### Dataset records
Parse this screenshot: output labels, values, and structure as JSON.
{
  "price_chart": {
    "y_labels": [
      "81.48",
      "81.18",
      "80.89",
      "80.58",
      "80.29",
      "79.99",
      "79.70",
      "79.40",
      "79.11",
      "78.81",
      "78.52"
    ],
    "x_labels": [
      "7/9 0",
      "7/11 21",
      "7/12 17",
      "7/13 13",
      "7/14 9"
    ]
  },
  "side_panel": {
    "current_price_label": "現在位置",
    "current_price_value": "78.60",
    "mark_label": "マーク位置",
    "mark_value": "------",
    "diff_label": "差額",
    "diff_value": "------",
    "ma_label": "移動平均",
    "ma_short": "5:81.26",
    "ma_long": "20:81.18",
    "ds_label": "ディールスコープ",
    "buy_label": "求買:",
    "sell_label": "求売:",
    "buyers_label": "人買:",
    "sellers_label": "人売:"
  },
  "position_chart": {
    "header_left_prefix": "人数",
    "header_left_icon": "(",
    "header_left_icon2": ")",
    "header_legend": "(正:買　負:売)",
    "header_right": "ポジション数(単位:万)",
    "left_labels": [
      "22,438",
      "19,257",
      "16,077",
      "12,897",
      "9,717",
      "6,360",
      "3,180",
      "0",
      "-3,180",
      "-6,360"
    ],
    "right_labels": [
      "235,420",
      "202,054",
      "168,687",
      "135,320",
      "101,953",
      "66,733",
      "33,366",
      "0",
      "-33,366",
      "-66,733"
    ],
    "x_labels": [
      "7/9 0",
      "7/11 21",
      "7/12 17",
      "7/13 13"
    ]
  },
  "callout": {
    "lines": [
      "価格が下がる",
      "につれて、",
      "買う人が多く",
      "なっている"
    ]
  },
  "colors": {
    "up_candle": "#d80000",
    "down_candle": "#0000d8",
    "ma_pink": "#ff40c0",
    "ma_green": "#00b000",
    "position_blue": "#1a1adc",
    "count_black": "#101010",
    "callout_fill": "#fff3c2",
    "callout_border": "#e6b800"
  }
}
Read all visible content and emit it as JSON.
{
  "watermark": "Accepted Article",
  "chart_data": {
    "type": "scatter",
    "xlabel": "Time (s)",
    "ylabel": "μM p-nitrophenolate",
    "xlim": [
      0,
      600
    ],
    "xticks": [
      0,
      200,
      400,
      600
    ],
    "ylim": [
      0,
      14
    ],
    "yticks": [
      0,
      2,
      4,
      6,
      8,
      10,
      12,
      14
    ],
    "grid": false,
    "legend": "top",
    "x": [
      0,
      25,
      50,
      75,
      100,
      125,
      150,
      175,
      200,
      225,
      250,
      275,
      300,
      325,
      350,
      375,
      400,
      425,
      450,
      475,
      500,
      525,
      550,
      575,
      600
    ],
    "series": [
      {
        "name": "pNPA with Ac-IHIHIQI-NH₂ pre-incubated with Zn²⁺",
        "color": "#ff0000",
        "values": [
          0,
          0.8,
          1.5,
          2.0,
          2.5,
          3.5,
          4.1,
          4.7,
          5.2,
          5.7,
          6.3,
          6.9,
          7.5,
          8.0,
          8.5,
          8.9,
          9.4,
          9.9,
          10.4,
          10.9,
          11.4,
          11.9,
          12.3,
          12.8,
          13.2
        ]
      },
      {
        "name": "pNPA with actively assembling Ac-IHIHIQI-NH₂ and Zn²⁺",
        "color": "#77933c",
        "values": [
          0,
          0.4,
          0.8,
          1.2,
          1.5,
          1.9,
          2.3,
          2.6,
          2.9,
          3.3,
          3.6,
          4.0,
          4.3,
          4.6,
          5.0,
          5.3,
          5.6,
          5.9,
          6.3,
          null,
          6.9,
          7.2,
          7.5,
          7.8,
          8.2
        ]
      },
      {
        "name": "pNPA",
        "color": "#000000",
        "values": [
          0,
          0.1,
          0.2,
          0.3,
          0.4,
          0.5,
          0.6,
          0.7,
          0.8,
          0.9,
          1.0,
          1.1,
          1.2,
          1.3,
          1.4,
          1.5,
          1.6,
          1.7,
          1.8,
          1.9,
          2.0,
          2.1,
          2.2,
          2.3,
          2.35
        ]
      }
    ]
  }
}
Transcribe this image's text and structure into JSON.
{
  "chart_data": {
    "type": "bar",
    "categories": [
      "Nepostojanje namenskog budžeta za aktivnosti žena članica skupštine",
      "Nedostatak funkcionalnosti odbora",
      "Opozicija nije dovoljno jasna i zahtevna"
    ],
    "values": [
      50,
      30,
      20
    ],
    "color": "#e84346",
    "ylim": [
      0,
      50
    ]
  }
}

### Exercise brief
Each record above should be restated word for word.

### Solution for this task
Parse this screenshot: output labels, values, and structure as JSON.
{
  "price_chart": {
    "y_labels": [
      "81.48",
      "81.18",
      "80.89",
      "80.58",
      "80.29",
      "79.99",
      "79.70",
      "79.40",
      "79.11",
      "78.81",
      "78.52"
    ],
    "x_labels": [
      "7/9 0",
      "7/11 21",
      "7/12 17",
      "7/13 13",
      "7/14 9"
    ]
  },
  "side_panel": {
    "current_price_label": "現在位置",
    "current_price_value": "78.60",
    "mark_label": "マーク位置",
    "mark_value": "------",
    "diff_label": "差額",
    "diff_value": "------",
    "ma_label": "移動平均",
    "ma_short": "5:81.26",
    "ma_long": "20:81.18",
    "ds_label": "ディールスコープ",
    "buy_label": "求買:",
    "sell_label": "求売:",
    "buyers_label": "人買:",
    "sellers_label": "人売:"
  },
  "position_chart": {
    "header_left_prefix": "人数",
    "header_left_icon": "(",
    "header_left_icon2": ")",
    "header_legend": "(正:買　負:売)",
    "header_right": "ポジション数(単位:万)",
    "left_labels": [
      "22,438",
      "19,257",
      "16,077",
      "12,897",
      "9,717",
      "6,360",
      "3,180",
      "0",
      "-3,180",
      "-6,360"
    ],
    "right_labels": [
      "235,420",
      "202,054",
      "168,687",
      "135,320",
      "101,953",
      "66,733",
      "33,366",
      "0",
      "-33,366",
      "-66,733"
    ],
    "x_labels": [
      "7/9 0",
      "7/11 21",
      "7/12 17",
      "7/13 13"
    ]
  },
  "callout": {
    "lines": [
      "価格が下がる",
      "につれて、",
      "買う人が多く",
      "なっている"
    ]
  },
  "colors": {
    "up_candle": "#d80000",
    "down_candle": "#0000d8",
    "ma_pink": "#ff40c0",
    "ma_green": "#00b000",
    "position_blue": "#1a1adc",
    "count_black": "#101010",
    "callout_fill": "#fff3c2",
    "callout_border": "#e6b800"
  }
}
Read all visible content and emit it as JSON.
{
  "watermark": "Accepted Article",
  "chart_data": {
    "type": "scatter",
    "xlabel": "Time (s)",
    "ylabel": "μM p-nitrophenolate",
    "xlim": [
      0,
      600
    ],
    "xticks": [
      0,
      200,
      400,
      600
    ],
    "ylim": [
      0,
      14
    ],
    "yticks": [
      0,
      2,
      4,
      6,
      8,
      10,
      12,
      14
    ],
    "grid": false,
    "legend": "top",
    "x": [
      0,
      25,
      50,
      75,
      100,
      125,
      150,
      175,
      200,
      225,
      250,
      275,
      300,
      325,
      350,
      375,
      400,
      425,
      450,
      475,
      500,
      525,
      550,
      575,
      600
    ],
    "series": [
      {
        "name": "pNPA with Ac-IHIHIQI-NH₂ pre-incubated with Zn²⁺",
        "color": "#ff0000",
        "values": [
          0,
          0.8,
          1.5,
          2.0,
          2.5,
          3.5,
          4.1,
          4.7,
          5.2,
          5.7,
          6.3,
          6.9,
          7.5,
          8.0,
          8.5,
          8.9,
          9.4,
          9.9,
          10.4,
          10.9,
          11.4,
          11.9,
          12.3,
          12.8,
          13.2
        ]
      },
      {
        "name": "pNPA with actively assembling Ac-IHIHIQI-NH₂ and Zn²⁺",
        "color": "#77933c",
        "values": [
          0,
          0.4,
          0.8,
          1.2,
          1.5,
          1.9,
          2.3,
          2.6,
          2.9,
          3.3,
          3.6,
          4.0,
          4.3,
          4.6,
          5.0,
          5.3,
          5.6,
          5.9,
          6.3,
          null,
          6.9,
          7.2,
          7.5,
          7.8,
          8.2
        ]
      },
      {
        "name": "pNPA",
        "color": "#000000",
        "values": [
          0,
          0.1,
          0.2,
          0.3,
          0.4,
          0.5,
          0.6,
          0.7,
          0.8,
          0.9,
          1.0,
          1.1,
          1.2,
          1.3,
          1.4,
          1.5,
          1.6,
          1.7,
          1.8,
          1.9,
          2.0,
          2.1,
          2.2,
          2.3,
          2.35
        ]
      }
    ]
  }
}
Transcribe this image's text and structure into JSON.
{
  "chart_data": {
    "type": "bar",
    "categories": [
      "Nepostojanje namenskog budžeta za aktivnosti žena članica skupštine",
      "Nedostatak funkcionalnosti odbora",
      "Opozicija nije dovoljno jasna i zahtevna"
    ],
    "values": [
      50,
      30,
      20
    ],
    "color": "#e84346",
    "ylim": [
      0,
      50
    ]
  }
}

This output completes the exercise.